**Given request**
Reproduce the data verbatim from the line containing "hw-fraction-result: = 1.5 [344,398,416,428]" through the line containing "What elements are", including both of those lines.

**Input rows**
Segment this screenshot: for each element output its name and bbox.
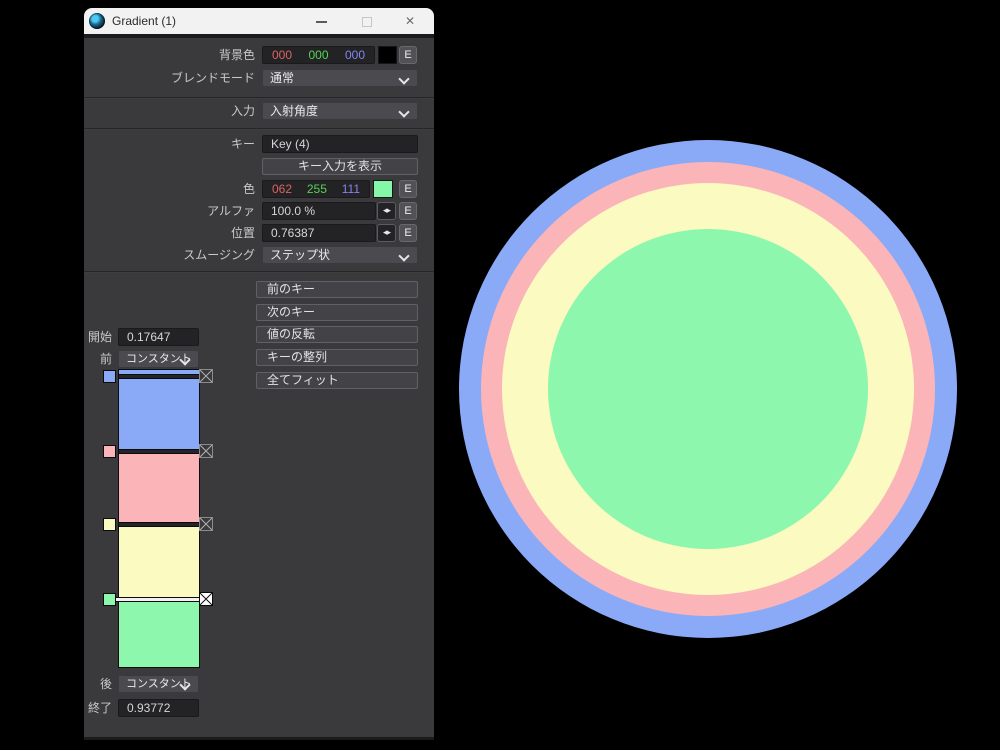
invert-values-button[interactable]: 値の反転 [256, 326, 418, 343]
smoothing-dropdown[interactable]: ステップ状 [262, 246, 418, 264]
show-key-input-button[interactable]: キー入力を表示 [262, 158, 418, 175]
maximize-button[interactable] [351, 8, 381, 34]
bg-color-b-value[interactable]: 000 [345, 48, 365, 62]
gradient-key-swatch-key-green[interactable] [103, 593, 116, 606]
separator [84, 128, 434, 130]
input-label: 入力 [104, 102, 255, 120]
chevron-down-icon [398, 73, 409, 84]
window-title-bar[interactable]: Gradient (1) [84, 8, 434, 34]
key-color-r-value[interactable]: 062 [272, 182, 292, 196]
smoothing-value: ステップ状 [270, 248, 330, 262]
align-keys-button[interactable]: キーの整列 [256, 349, 418, 366]
next-key-button[interactable]: 次のキー [256, 304, 418, 321]
gradient-key-line-key-green-selected[interactable] [115, 597, 199, 602]
key-color-envelope-button[interactable]: E [399, 180, 417, 198]
gradient-key-line-key-blue[interactable] [119, 374, 199, 379]
blend-mode-label: ブレンドモード [104, 69, 255, 87]
maximize-icon [362, 17, 372, 27]
post-behavior-label: 後 [84, 675, 112, 693]
gradient-key-line-key-yellow[interactable] [119, 522, 199, 527]
gradient-block-key-yellow [119, 524, 199, 599]
input-value: 入射角度 [270, 104, 318, 118]
start-label: 開始 [84, 328, 112, 346]
window-bottom-edge [84, 737, 434, 740]
alpha-stepper[interactable] [377, 202, 396, 220]
gradient-key-delete-icon-key-blue[interactable] [199, 369, 213, 383]
key-color-swatch[interactable] [373, 180, 393, 198]
gradient-key-swatch-key-blue[interactable] [103, 370, 116, 383]
position-field[interactable]: 0.76387 [262, 224, 376, 242]
blend-mode-value: 通常 [270, 71, 294, 85]
app-icon [89, 13, 105, 29]
gradient-key-delete-icon-key-yellow[interactable] [199, 517, 213, 531]
desktop-background: Gradient (1) 背景色 000 000 000 E ブレンドモード 通… [0, 0, 1000, 750]
gradient-key-line-key-pink[interactable] [119, 449, 199, 454]
minimize-icon [316, 21, 327, 23]
separator [84, 97, 434, 99]
start-field[interactable]: 0.17647 [118, 328, 199, 346]
chevron-down-icon [398, 250, 409, 261]
close-button[interactable] [396, 8, 426, 34]
separator [84, 271, 434, 273]
bg-color-envelope-button[interactable]: E [399, 46, 417, 64]
alpha-field[interactable]: 100.0 % [262, 202, 376, 220]
minimize-button[interactable] [306, 8, 336, 34]
position-label: 位置 [104, 224, 255, 242]
alpha-envelope-button[interactable]: E [399, 202, 417, 220]
gradient-block-key-green [119, 599, 199, 667]
gradient-key-delete-icon-key-green[interactable] [199, 592, 213, 606]
bg-color-r-value[interactable]: 000 [272, 48, 292, 62]
input-dropdown[interactable]: 入射角度 [262, 102, 418, 120]
alpha-label: アルファ [104, 202, 255, 220]
previous-key-button[interactable]: 前のキー [256, 281, 418, 298]
key-name-field[interactable]: Key (4) [262, 135, 418, 153]
bg-color-g-value[interactable]: 000 [308, 48, 328, 62]
post-behavior-dropdown[interactable]: コンスタント [118, 675, 199, 693]
key-color-g-value[interactable]: 255 [307, 182, 327, 196]
smoothing-label: スムージング [104, 246, 255, 264]
color-label: 色 [104, 180, 255, 198]
pre-behavior-label: 前 [84, 350, 112, 368]
bg-color-rgb-field[interactable]: 000 000 000 [262, 46, 375, 64]
gradient-key-delete-icon-key-pink[interactable] [199, 444, 213, 458]
gradient-block-key-blue [119, 370, 199, 451]
bg-color-label: 背景色 [104, 46, 255, 64]
window-title: Gradient (1) [112, 8, 176, 34]
blend-mode-dropdown[interactable]: 通常 [262, 69, 418, 87]
gradient-window: Gradient (1) 背景色 000 000 000 E ブレンドモード 通… [84, 8, 434, 740]
gradient-block-key-pink [119, 451, 199, 524]
bg-color-swatch[interactable] [378, 46, 397, 64]
fit-all-button[interactable]: 全てフィット [256, 372, 418, 389]
key-color-b-value[interactable]: 111 [342, 182, 360, 196]
gradient-key-swatch-key-yellow[interactable] [103, 518, 116, 531]
chevron-down-icon [398, 106, 409, 117]
end-field[interactable]: 0.93772 [118, 699, 199, 717]
pre-behavior-dropdown[interactable]: コンスタント [118, 350, 199, 368]
end-label: 終了 [84, 699, 112, 717]
position-envelope-button[interactable]: E [399, 224, 417, 242]
gradient-key-swatch-key-pink[interactable] [103, 445, 116, 458]
key-color-rgb-field[interactable]: 062 255 111 [262, 180, 370, 198]
key-label: キー [104, 135, 255, 153]
preview-center-disc [548, 229, 868, 549]
position-stepper[interactable] [377, 224, 396, 242]
gradient-strip[interactable] [118, 369, 200, 668]
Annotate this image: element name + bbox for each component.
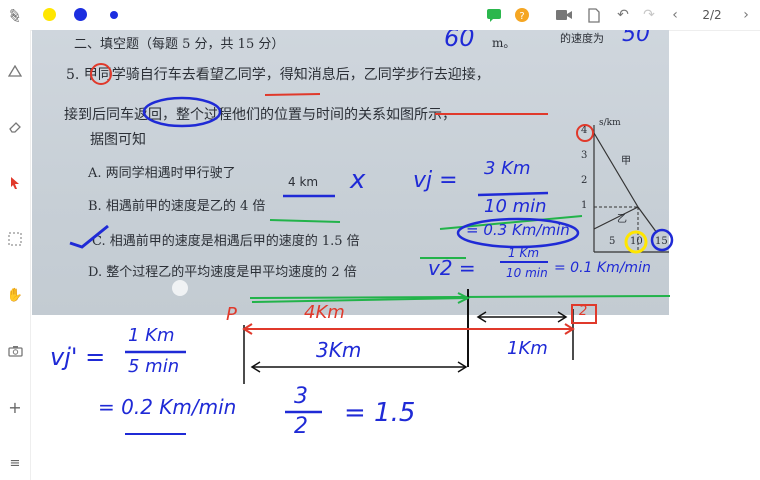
hw-fraction-result: = 1.5 [344,398,416,428]
hw-vj-denominator: 10 min [484,196,547,217]
hw-vp-result: = 0.2 Km/min [98,395,237,419]
hw-v2-label: v2 = [428,256,476,280]
hw-vp-label: vj' = [50,343,106,371]
hw-4km-label: 4Km [304,302,345,323]
hw-point-p: P [226,304,237,325]
hw-v2-numerator: 1 Km [508,246,540,260]
hw-box-2: 2 [579,304,588,319]
hw-vp-denominator: 5 min [128,356,180,377]
hw-v2-result: = 0.1 Km/min [554,260,651,276]
hw-vj-result: = 0.3 Km/min [466,221,570,239]
hw-vj-label: vj = [413,168,458,193]
hw-1km-label: 1Km [507,338,548,359]
cursor-indicator [172,280,188,296]
hw-cross: x [350,165,366,195]
hw-vp-numerator: 1 Km [128,325,175,346]
hw-v2-denominator: 10 min [506,266,548,280]
hw-3km-label: 3Km [316,338,362,362]
hw-fraction-numerator: 3 [294,384,308,409]
hw-vj-numerator: 3 Km [484,158,531,179]
hw-fraction-denominator: 2 [294,414,308,439]
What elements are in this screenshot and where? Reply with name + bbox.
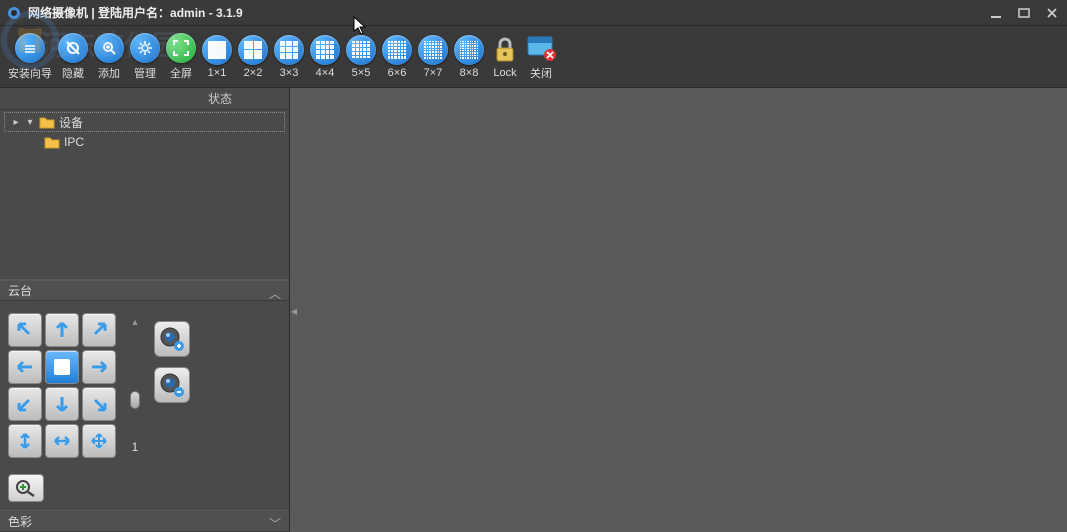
ptz-up-left-button[interactable]	[8, 313, 42, 347]
ptz-speed-slider[interactable]: ▴ 1	[130, 313, 140, 458]
chevron-up-icon: ︿	[269, 285, 281, 302]
collapse-icon[interactable]: ▾	[25, 117, 35, 128]
ptz-panel-header[interactable]: 云台 ︿	[0, 280, 289, 302]
app-icon	[6, 5, 22, 21]
grid-3x3-button[interactable]: 3×3	[274, 35, 304, 79]
zoom-out-camera-button[interactable]	[154, 367, 190, 403]
speed-value: 1	[132, 440, 139, 454]
lock-button[interactable]: Lock	[490, 35, 520, 79]
close-window-button[interactable]	[1043, 5, 1061, 21]
lock-icon	[490, 35, 520, 65]
add-label: 添加	[98, 65, 120, 81]
grid-1x1-button[interactable]: 1×1	[202, 35, 232, 79]
zoom-in-camera-button[interactable]	[154, 321, 190, 357]
install-wizard-button[interactable]: 安装向导	[8, 33, 52, 81]
manage-label: 管理	[134, 65, 156, 81]
device-tree-panel: 状态 ▸ ▾ 设备 IPC	[0, 88, 289, 280]
grid-2x2-button[interactable]: 2×2	[238, 35, 268, 79]
tree-root-device[interactable]: ▸ ▾ 设备	[4, 112, 285, 132]
grid-6x6-button[interactable]: 6×6	[382, 35, 412, 79]
color-title: 色彩	[8, 513, 32, 530]
chevron-down-icon: ﹀	[269, 515, 281, 532]
tree-header-status: 状态	[208, 90, 232, 107]
folder-icon	[39, 115, 55, 129]
color-panel-header[interactable]: 色彩 ﹀	[0, 510, 289, 532]
grid-8x8-button[interactable]: 8×8	[454, 35, 484, 79]
hide-label: 隐藏	[62, 65, 84, 81]
speed-thumb[interactable]	[130, 391, 140, 409]
ptz-down-left-button[interactable]	[8, 387, 42, 421]
ptz-scan-all-button[interactable]	[82, 424, 116, 458]
grid-6x6-label: 6×6	[388, 67, 407, 79]
close-view-button[interactable]: 关闭	[526, 33, 556, 81]
close-screen-icon	[526, 33, 556, 63]
tree-root-label: 设备	[59, 114, 83, 131]
hide-button[interactable]: 隐藏	[58, 33, 88, 81]
sidebar-collapse-handle[interactable]: ◂	[290, 303, 298, 319]
grid-4x4-label: 4×4	[316, 67, 335, 79]
main-toolbar: 安装向导 隐藏 添加 管理 全屏 1×1 2×2 3×3 4×4 5×5 6×6	[0, 26, 1067, 88]
speed-up-icon[interactable]: ▴	[132, 317, 137, 328]
fullscreen-button[interactable]: 全屏	[166, 33, 196, 81]
lock-label: Lock	[493, 67, 516, 79]
close-view-label: 关闭	[530, 65, 552, 81]
grid-5x5-button[interactable]: 5×5	[346, 35, 376, 79]
maximize-button[interactable]	[1015, 5, 1033, 21]
grid-8x8-label: 8×8	[460, 67, 479, 79]
ptz-up-button[interactable]	[45, 313, 79, 347]
ptz-stop-button[interactable]	[45, 350, 79, 384]
grid-3x3-label: 3×3	[280, 67, 299, 79]
grid-4x4-button[interactable]: 4×4	[310, 35, 340, 79]
grid-2x2-label: 2×2	[244, 67, 263, 79]
ptz-title: 云台	[8, 282, 32, 299]
ptz-up-right-button[interactable]	[82, 313, 116, 347]
install-label: 安装向导	[8, 65, 52, 81]
tree-child-label: IPC	[64, 135, 84, 149]
manage-button[interactable]: 管理	[130, 33, 160, 81]
ptz-scan-vertical-button[interactable]	[8, 424, 42, 458]
sidebar: 状态 ▸ ▾ 设备 IPC 云台 ︿	[0, 88, 290, 532]
window-title: 网络摄像机 | 登陆用户名：admin - 3.1.9	[28, 4, 987, 21]
magnify-button[interactable]	[8, 474, 44, 502]
add-button[interactable]: 添加	[94, 33, 124, 81]
grid-1x1-label: 1×1	[208, 67, 227, 79]
fullscreen-label: 全屏	[170, 65, 192, 81]
ptz-scan-horizontal-button[interactable]	[45, 424, 79, 458]
ptz-down-button[interactable]	[45, 387, 79, 421]
ptz-left-button[interactable]	[8, 350, 42, 384]
titlebar: 网络摄像机 | 登陆用户名：admin - 3.1.9	[0, 0, 1067, 26]
grid-7x7-button[interactable]: 7×7	[418, 35, 448, 79]
ptz-down-right-button[interactable]	[82, 387, 116, 421]
grid-7x7-label: 7×7	[424, 67, 443, 79]
ptz-panel: ▴ 1	[0, 301, 289, 470]
folder-icon	[44, 135, 60, 149]
grid-5x5-label: 5×5	[352, 67, 371, 79]
expand-icon[interactable]: ▸	[11, 117, 21, 128]
ptz-right-button[interactable]	[82, 350, 116, 384]
tree-child-ipc[interactable]: IPC	[4, 132, 285, 152]
minimize-button[interactable]	[987, 5, 1005, 21]
video-view-area: ◂	[290, 88, 1067, 532]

**Result**
hw-fraction-result: = 1.5 [344,398,416,428]
hw-vj-denominator: 10 min [484,196,547,217]
hw-vp-result: = 0.2 Km/min [98,395,237,419]
hw-v2-label: v2 = [428,256,476,280]
hw-vp-label: vj' = [50,343,106,371]
hw-4km-label: 4Km [304,302,345,323]
hw-point-p: P [226,304,237,325]
hw-v2-numerator: 1 Km [508,246,540,260]
hw-box-2: 2 [579,304,588,319]
hw-vp-denominator: 5 min [128,356,180,377]
hw-v2-result: = 0.1 Km/min [554,260,651,276]
hw-vj-result: = 0.3 Km/min [466,221,570,239]
hw-vj-label: vj = [413,168,458,193]
hw-1km-label: 1Km [507,338,548,359]
cursor-indicator [172,280,188,296]
hw-cross: x [350,165,366,195]
hw-vp-numerator: 1 Km [128,325,175,346]
hw-v2-denominator: 10 min [506,266,548,280]
hw-3km-label: 3Km [316,338,362,362]
hw-fraction-numerator: 3 [294,384,308,409]
hw-vj-numerator: 3 Km [484,158,531,179]
hw-fraction-denominator: 2 [294,414,308,439]
What elements are in this screenshot and where? Reply with name + bbox.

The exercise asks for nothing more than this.